------ Input rows ------

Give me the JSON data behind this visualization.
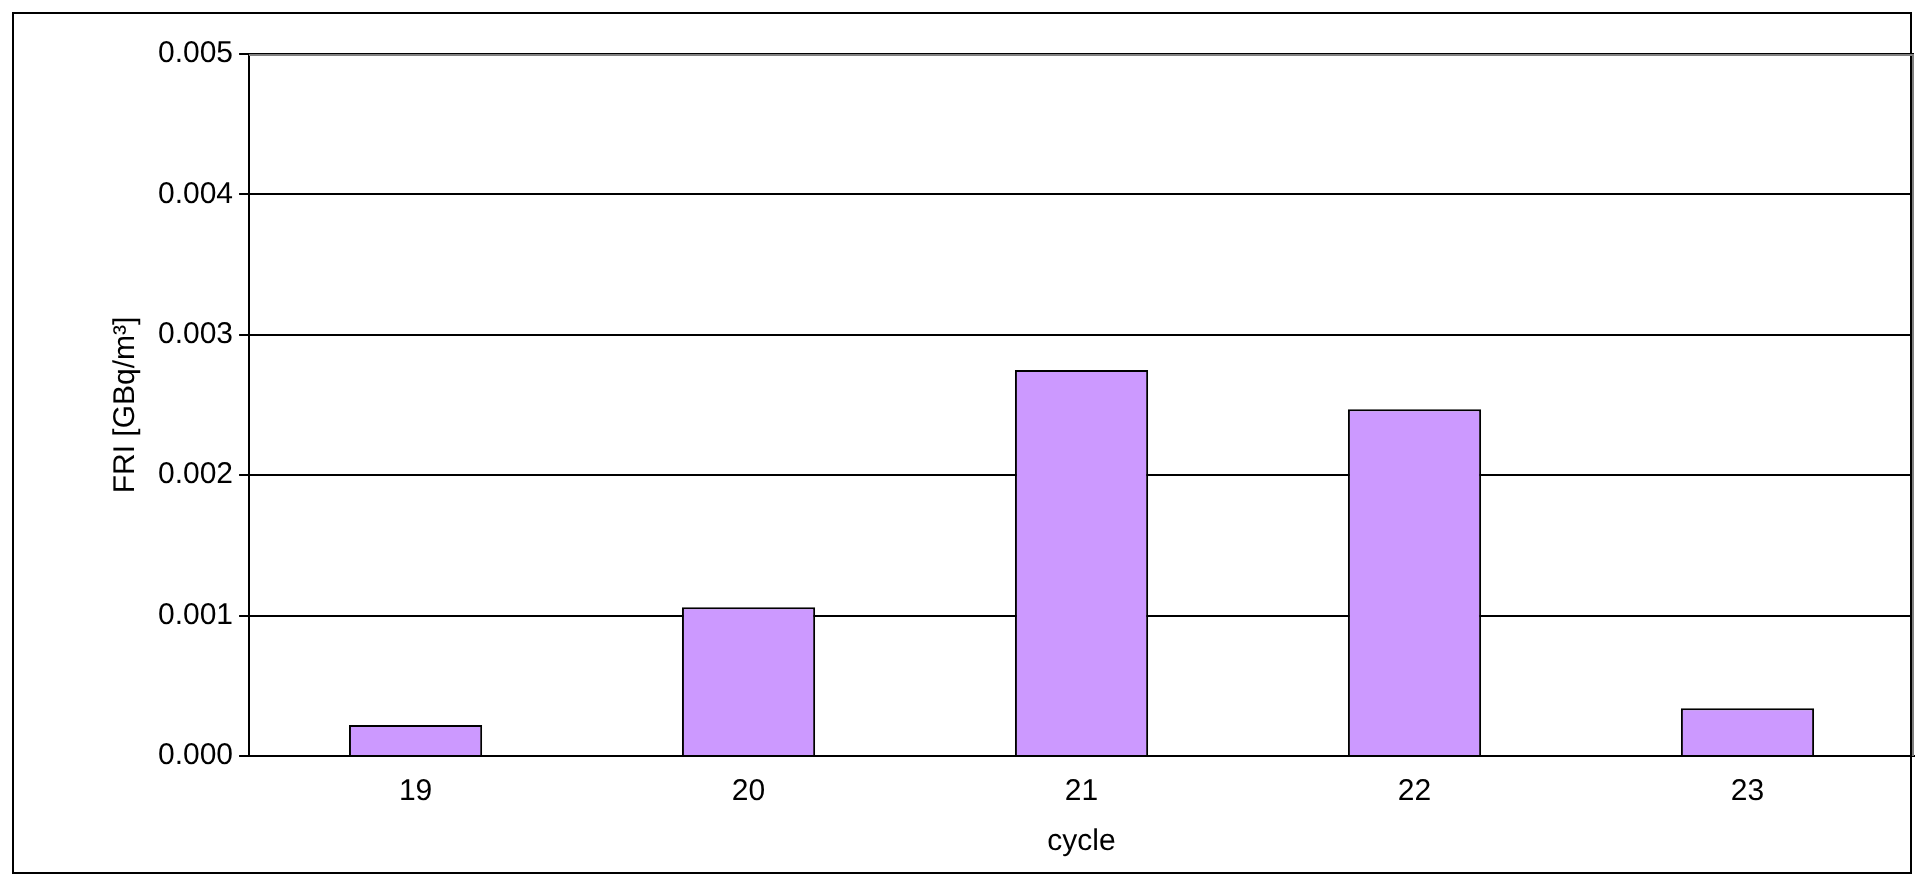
{
  "chart_data": {
    "type": "bar",
    "xlabel": "cycle",
    "ylabel": "FRI [GBq/m³]",
    "categories": [
      "19",
      "20",
      "21",
      "22",
      "23"
    ],
    "values": [
      0.00022,
      0.00106,
      0.00275,
      0.00247,
      0.00034
    ],
    "color": "#cc99ff",
    "ylim": [
      0,
      0.005
    ],
    "yticks": [
      {
        "value": 0,
        "label": "0.000"
      },
      {
        "value": 0.001,
        "label": "0.001"
      },
      {
        "value": 0.002,
        "label": "0.002"
      },
      {
        "value": 0.003,
        "label": "0.003"
      },
      {
        "value": 0.004,
        "label": "0.004"
      },
      {
        "value": 0.005,
        "label": "0.005"
      }
    ],
    "grid": "y",
    "legend": false
  }
}
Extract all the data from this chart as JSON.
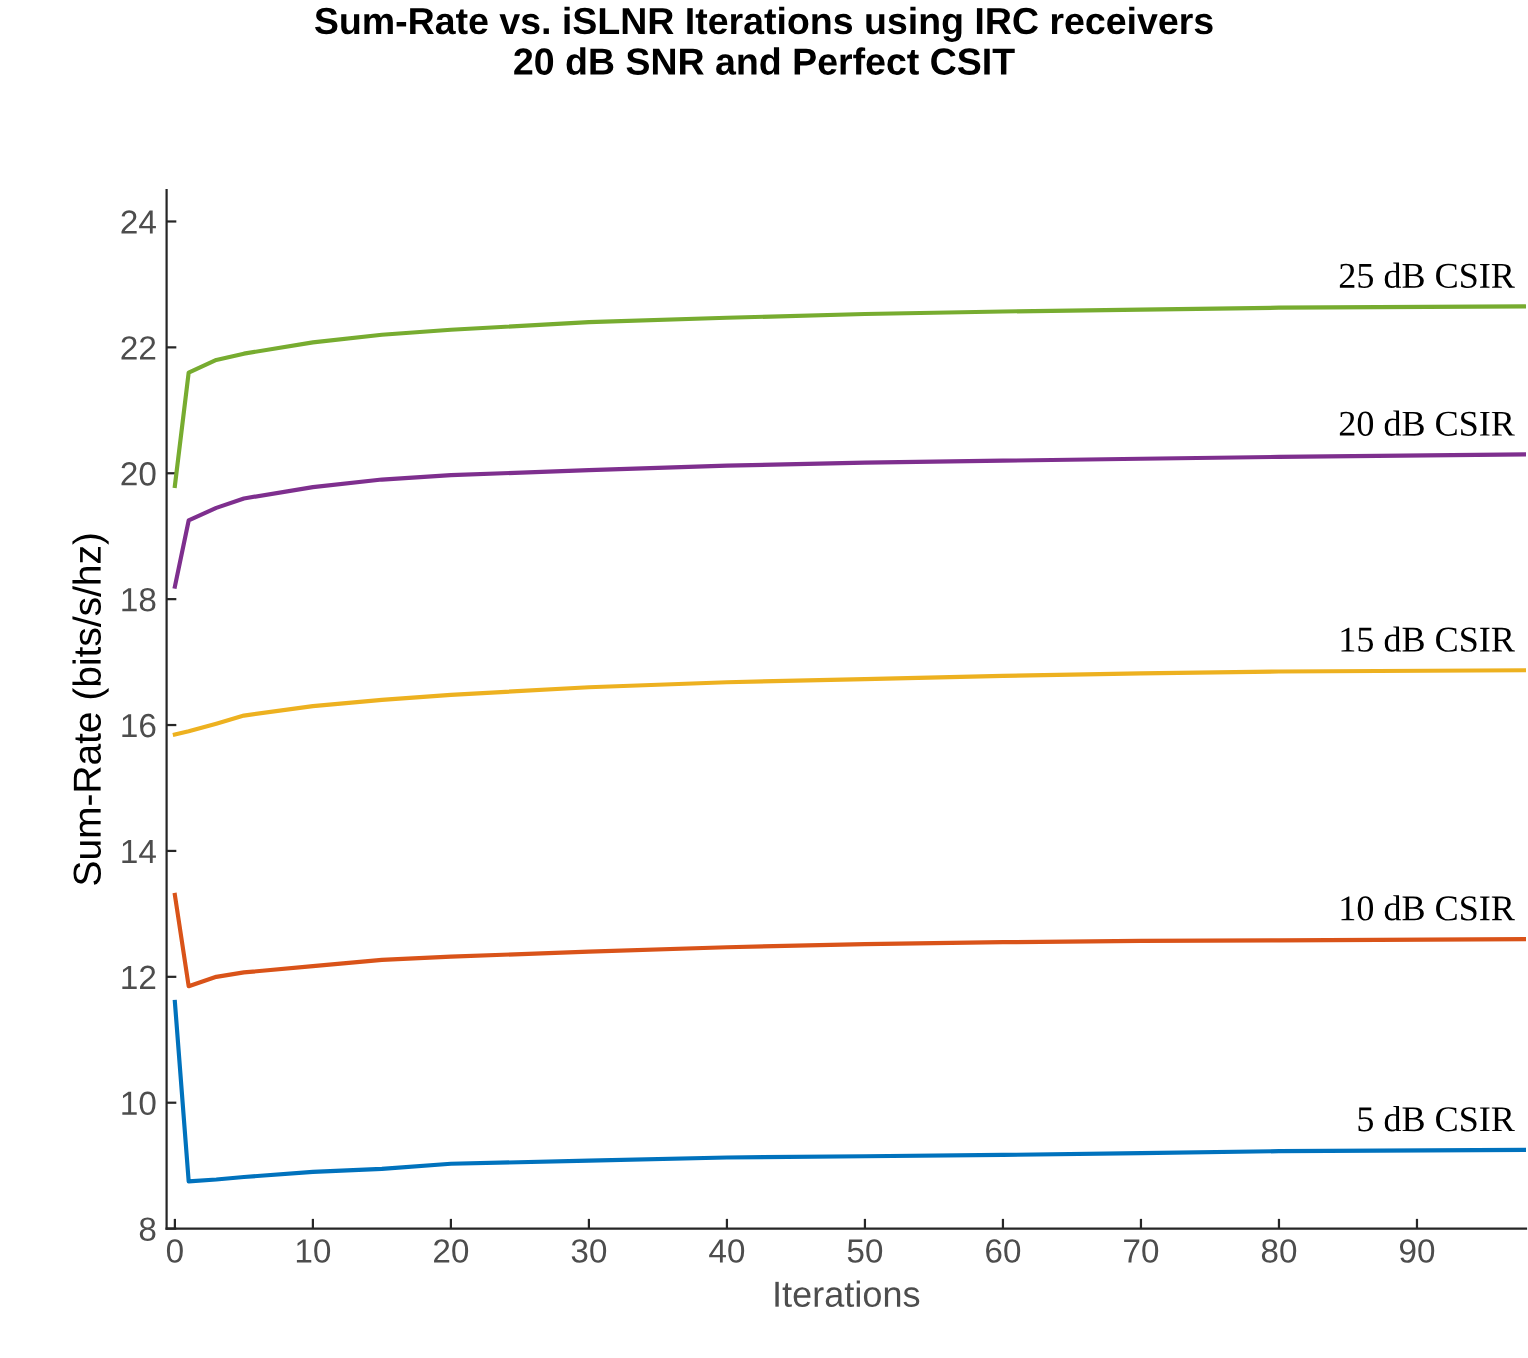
{
  "chart_data": {
    "type": "line",
    "title": "Sum-Rate vs. iSLNR Iterations using IRC receivers\n20 dB SNR and Perfect CSIT",
    "xlabel": "Iterations",
    "ylabel": "Sum-Rate (bits/s/hz)",
    "xlim": [
      -0.6,
      97.9
    ],
    "ylim": [
      8,
      24.5
    ],
    "xticks": [
      0,
      10,
      20,
      30,
      40,
      50,
      60,
      70,
      80,
      90
    ],
    "yticks": [
      8,
      10,
      12,
      14,
      16,
      18,
      20,
      22,
      24
    ],
    "grid": false,
    "legend": false,
    "line_style": "solid",
    "x": [
      0,
      1,
      3,
      5,
      10,
      15,
      20,
      30,
      40,
      50,
      60,
      70,
      80,
      97.9
    ],
    "series": [
      {
        "name": "5 dB CSIR",
        "color": "#0072bd",
        "values": [
          11.6,
          8.75,
          8.78,
          8.82,
          8.9,
          8.95,
          9.03,
          9.08,
          9.13,
          9.15,
          9.17,
          9.2,
          9.23,
          9.25
        ]
      },
      {
        "name": "10 dB CSIR",
        "color": "#d95319",
        "values": [
          13.3,
          11.85,
          12.0,
          12.07,
          12.17,
          12.27,
          12.32,
          12.4,
          12.47,
          12.52,
          12.55,
          12.57,
          12.58,
          12.6
        ]
      },
      {
        "name": "15 dB CSIR",
        "color": "#edb120",
        "values": [
          15.85,
          15.9,
          16.02,
          16.15,
          16.3,
          16.4,
          16.48,
          16.6,
          16.68,
          16.73,
          16.78,
          16.82,
          16.85,
          16.87
        ]
      },
      {
        "name": "20 dB CSIR",
        "color": "#7e2f8e",
        "values": [
          18.2,
          19.25,
          19.45,
          19.6,
          19.78,
          19.9,
          19.97,
          20.05,
          20.12,
          20.17,
          20.2,
          20.23,
          20.26,
          20.3
        ]
      },
      {
        "name": "25 dB CSIR",
        "color": "#77ac30",
        "values": [
          19.8,
          21.6,
          21.8,
          21.9,
          22.08,
          22.2,
          22.28,
          22.4,
          22.47,
          22.53,
          22.57,
          22.6,
          22.63,
          22.65
        ]
      }
    ]
  }
}
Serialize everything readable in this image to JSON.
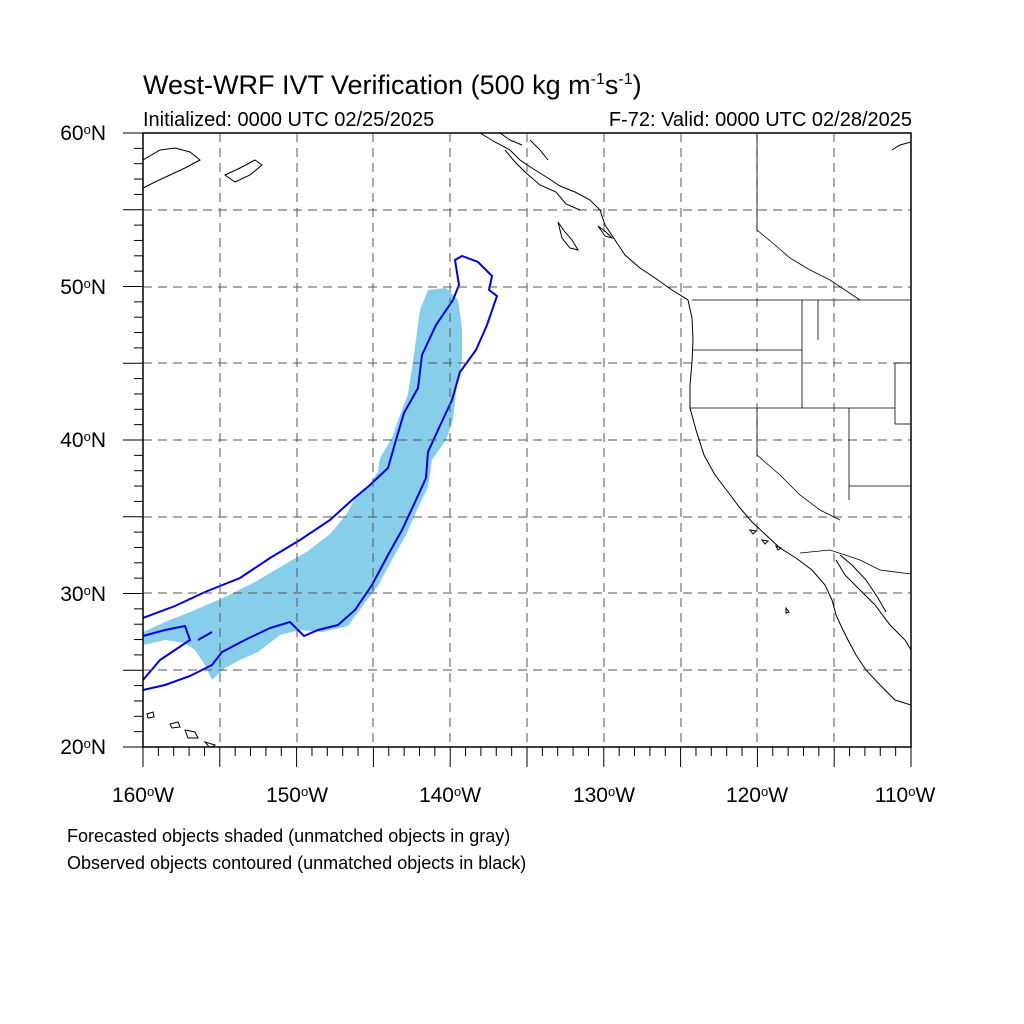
{
  "title": {
    "main": "West-WRF IVT Verification (500 kg m",
    "exp1": "-1",
    "mid": "s",
    "exp2": "-1",
    "close": ")"
  },
  "subtitle_left": "Initialized: 0000 UTC 02/25/2025",
  "subtitle_right": "F-72: Valid: 0000 UTC 02/28/2025",
  "map": {
    "lat_range": [
      20,
      60
    ],
    "lon_range": [
      -160,
      -110
    ],
    "lat_labels": [
      "60",
      "50",
      "40",
      "30",
      "20"
    ],
    "lat_suffix": "N",
    "lon_labels": [
      "160",
      "150",
      "140",
      "130",
      "120",
      "110"
    ],
    "lon_suffix": "W",
    "degree_symbol": "o",
    "colors": {
      "forecast_fill": "#87CEEB",
      "observed_contour": "#0000DD",
      "coastline": "#000000",
      "grid": "#555555"
    }
  },
  "legend": {
    "line1": "Forecasted objects shaded (unmatched objects in gray)",
    "line2": "Observed objects contoured (unmatched objects in black)"
  }
}
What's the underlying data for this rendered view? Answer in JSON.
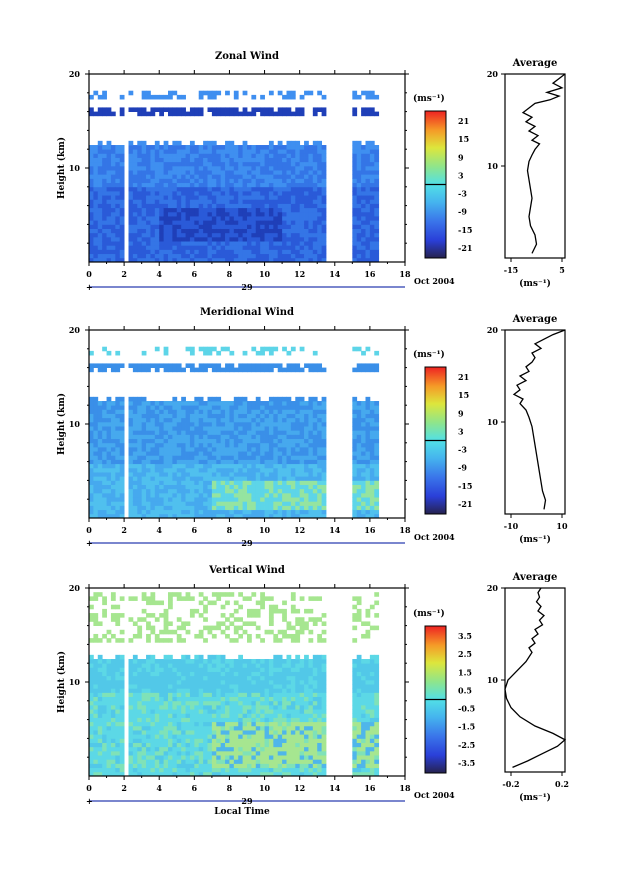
{
  "chart_data": [
    {
      "type": "heatmap",
      "title": "Zonal Wind",
      "ylabel": "Height (km)",
      "ylim": [
        0,
        20
      ],
      "yticks": [
        "20",
        "10"
      ],
      "xlim": [
        0,
        18
      ],
      "xticks": [
        "0",
        "2",
        "4",
        "6",
        "8",
        "10",
        "12",
        "14",
        "16",
        "18"
      ],
      "date_marker": "29",
      "date_label": "Oct 2004",
      "colorbar": {
        "unit": "(ms⁻¹)",
        "ticks": [
          "21",
          "15",
          "9",
          "3",
          "-3",
          "-9",
          "-15",
          "-21"
        ],
        "zero_line": true
      },
      "data_gaps_hours": [
        [
          2.0,
          2.3
        ],
        [
          13.6,
          15.0
        ],
        [
          15.9,
          16.0
        ]
      ],
      "field_summary": "Mostly negative (westward) winds of -3 to -21 ms⁻¹ below about 12 km, strongest near 3-5 km between hours 5 and 10; thin layer of data near 16-17 km",
      "profile": {
        "title": "Average",
        "xlim": [
          -15,
          5
        ],
        "xticks": [
          "-15",
          "5"
        ],
        "xlabel": "(ms⁻¹)",
        "yticks": [
          "20",
          "10"
        ],
        "points": [
          [
            -6,
            0.5
          ],
          [
            -4.5,
            1.5
          ],
          [
            -5,
            2.5
          ],
          [
            -6.5,
            3.5
          ],
          [
            -7,
            4.5
          ],
          [
            -6.5,
            5.5
          ],
          [
            -6,
            6.5
          ],
          [
            -6.5,
            7.5
          ],
          [
            -7,
            8.5
          ],
          [
            -7.5,
            9.5
          ],
          [
            -7,
            10.5
          ],
          [
            -6,
            11.2
          ],
          [
            -5,
            11.8
          ],
          [
            -3.5,
            12.4
          ],
          [
            -6,
            12.8
          ],
          [
            -4,
            13.3
          ],
          [
            -7,
            13.8
          ],
          [
            -5,
            14.3
          ],
          [
            -8,
            14.8
          ],
          [
            -6,
            15.3
          ],
          [
            -9,
            15.8
          ],
          [
            -7,
            16.3
          ],
          [
            -5,
            16.8
          ],
          [
            0,
            17.2
          ],
          [
            3,
            17.6
          ],
          [
            -1,
            18
          ],
          [
            4,
            18.5
          ],
          [
            1,
            19
          ],
          [
            3,
            19.5
          ],
          [
            5,
            20
          ]
        ]
      }
    },
    {
      "type": "heatmap",
      "title": "Meridional Wind",
      "ylabel": "Height (km)",
      "ylim": [
        0,
        20
      ],
      "yticks": [
        "20",
        "10"
      ],
      "xlim": [
        0,
        18
      ],
      "xticks": [
        "0",
        "2",
        "4",
        "6",
        "8",
        "10",
        "12",
        "14",
        "16",
        "18"
      ],
      "date_marker": "29",
      "date_label": "Oct 2004",
      "colorbar": {
        "unit": "(ms⁻¹)",
        "ticks": [
          "21",
          "15",
          "9",
          "3",
          "-3",
          "-9",
          "-15",
          "-21"
        ],
        "zero_line": true
      },
      "data_gaps_hours": [
        [
          2.0,
          2.3
        ],
        [
          13.6,
          15.0
        ],
        [
          15.9,
          16.0
        ]
      ],
      "field_summary": "Weak southward winds of -3 to -9 ms⁻¹ below about 12 km with patches near zero between 1 and 4 km after hour 8",
      "profile": {
        "title": "Average",
        "xlim": [
          -10,
          10
        ],
        "xticks": [
          "-10",
          "10"
        ],
        "xlabel": "(ms⁻¹)",
        "yticks": [
          "20",
          "10"
        ],
        "points": [
          [
            3,
            0.5
          ],
          [
            3.5,
            1.5
          ],
          [
            2.5,
            2.5
          ],
          [
            2,
            3.5
          ],
          [
            1.5,
            4.5
          ],
          [
            1,
            5.5
          ],
          [
            0.5,
            6.5
          ],
          [
            0,
            7.5
          ],
          [
            -0.5,
            8.5
          ],
          [
            -1,
            9.5
          ],
          [
            -2,
            10.5
          ],
          [
            -3,
            11.3
          ],
          [
            -5,
            12
          ],
          [
            -4,
            12.5
          ],
          [
            -7,
            13
          ],
          [
            -5,
            13.5
          ],
          [
            -6,
            14
          ],
          [
            -3,
            14.5
          ],
          [
            -5,
            15
          ],
          [
            -2,
            15.5
          ],
          [
            -3,
            16
          ],
          [
            -1,
            16.5
          ],
          [
            0,
            17
          ],
          [
            -1,
            17.5
          ],
          [
            2,
            18
          ],
          [
            0,
            18.5
          ],
          [
            3,
            19
          ],
          [
            6,
            19.5
          ],
          [
            10,
            20
          ]
        ]
      }
    },
    {
      "type": "heatmap",
      "title": "Vertical Wind",
      "ylabel": "Height (km)",
      "ylim": [
        0,
        20
      ],
      "yticks": [
        "20",
        "10"
      ],
      "xlim": [
        0,
        18
      ],
      "xticks": [
        "0",
        "2",
        "4",
        "6",
        "8",
        "10",
        "12",
        "14",
        "16",
        "18"
      ],
      "date_marker": "29",
      "date_label": "Oct 2004",
      "xlabel": "Local Time",
      "colorbar": {
        "unit": "(ms⁻¹)",
        "ticks": [
          "3.5",
          "2.5",
          "1.5",
          "0.5",
          "-0.5",
          "-1.5",
          "-2.5",
          "-3.5"
        ],
        "zero_line": true
      },
      "data_gaps_hours": [
        [
          2.0,
          2.3
        ],
        [
          13.6,
          15.0
        ],
        [
          15.9,
          16.0
        ]
      ],
      "field_summary": "Small vertical winds between -1 and +1 ms⁻¹; positive (upward) values near 1-5 km after hour 8 and scattered noise above 13 km",
      "profile": {
        "title": "Average",
        "xlim": [
          -0.2,
          0.2
        ],
        "xticks": [
          "-0.2",
          "0.2"
        ],
        "xlabel": "(ms⁻¹)",
        "yticks": [
          "20",
          "10"
        ],
        "points": [
          [
            -0.15,
            0.5
          ],
          [
            -0.05,
            1.2
          ],
          [
            0.05,
            2
          ],
          [
            0.15,
            2.8
          ],
          [
            0.2,
            3.5
          ],
          [
            0.12,
            4.2
          ],
          [
            0,
            5
          ],
          [
            -0.1,
            6
          ],
          [
            -0.16,
            7
          ],
          [
            -0.19,
            8
          ],
          [
            -0.2,
            9
          ],
          [
            -0.18,
            10
          ],
          [
            -0.12,
            11
          ],
          [
            -0.06,
            12
          ],
          [
            -0.02,
            13
          ],
          [
            -0.04,
            13.5
          ],
          [
            0,
            14
          ],
          [
            -0.02,
            14.5
          ],
          [
            0.02,
            15
          ],
          [
            0,
            15.5
          ],
          [
            0.05,
            16
          ],
          [
            0.03,
            16.5
          ],
          [
            0.06,
            17
          ],
          [
            0.02,
            17.5
          ],
          [
            0.04,
            18
          ],
          [
            0.01,
            18.5
          ],
          [
            0.03,
            19
          ],
          [
            0.02,
            19.5
          ],
          [
            0.04,
            20
          ]
        ]
      }
    }
  ]
}
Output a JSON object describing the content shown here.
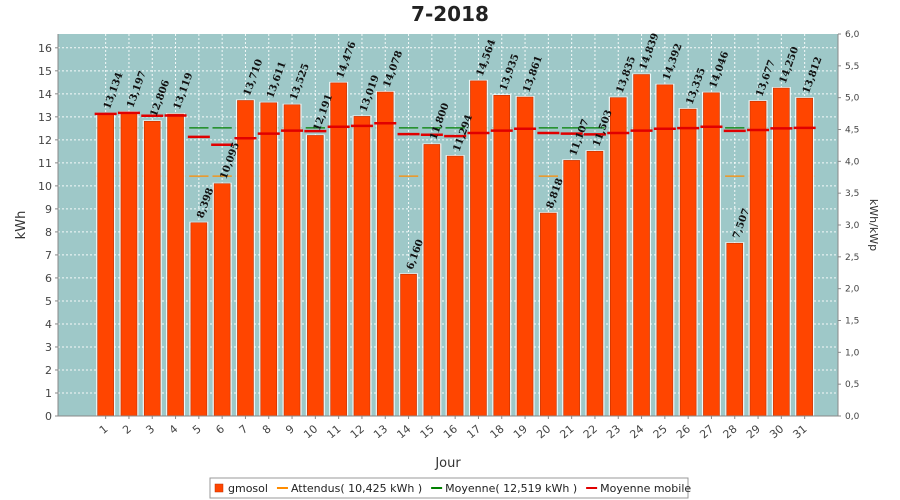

------

▸ **What the task requires**
Select and copy every line of the listing with the word "objects".

▸ **In response**
    "line1": "Forecasted objects shaded (unmatched objects in gray)",
    "line2": "Observed objects contoured (unmatched objects in black)"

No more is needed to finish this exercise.